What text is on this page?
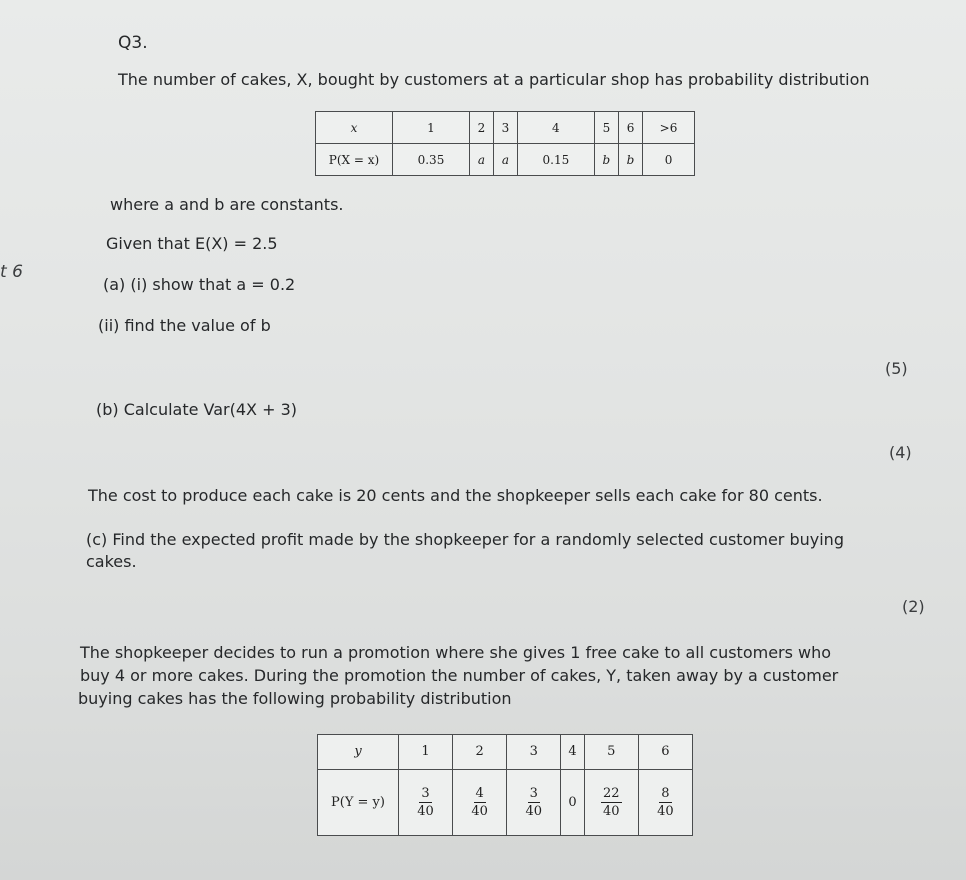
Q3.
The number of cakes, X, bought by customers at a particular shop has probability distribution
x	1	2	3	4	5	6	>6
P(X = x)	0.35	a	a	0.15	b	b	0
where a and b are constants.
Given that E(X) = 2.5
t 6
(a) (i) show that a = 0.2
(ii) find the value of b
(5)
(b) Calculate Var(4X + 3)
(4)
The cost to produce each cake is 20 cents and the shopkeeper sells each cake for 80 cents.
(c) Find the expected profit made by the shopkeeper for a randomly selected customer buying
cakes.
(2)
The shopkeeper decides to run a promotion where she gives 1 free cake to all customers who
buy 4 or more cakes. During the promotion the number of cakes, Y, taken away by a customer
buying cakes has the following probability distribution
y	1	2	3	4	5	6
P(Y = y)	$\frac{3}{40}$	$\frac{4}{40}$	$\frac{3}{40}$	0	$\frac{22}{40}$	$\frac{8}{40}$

#####

WRITTEN PROBLEM ▸ Every line of the data above should be quoted exactly. Omit the pictures.

FINAL RESULT ▸
What text is on this page?
Q3.
The number of cakes, X, bought by customers at a particular shop has probability distribution
x	1	2	3	4	5	6	>6
P(X = x)	0.35	a	a	0.15	b	b	0
where a and b are constants.
Given that E(X) = 2.5
t 6
(a) (i) show that a = 0.2
(ii) find the value of b
(5)
(b) Calculate Var(4X + 3)
(4)
The cost to produce each cake is 20 cents and the shopkeeper sells each cake for 80 cents.
(c) Find the expected profit made by the shopkeeper for a randomly selected customer buying
cakes.
(2)
The shopkeeper decides to run a promotion where she gives 1 free cake to all customers who
buy 4 or more cakes. During the promotion the number of cakes, Y, taken away by a customer
buying cakes has the following probability distribution
y	1	2	3	4	5	6
P(Y = y)	$\frac{3}{40}$	$\frac{4}{40}$	$\frac{3}{40}$	0	$\frac{22}{40}$	$\frac{8}{40}$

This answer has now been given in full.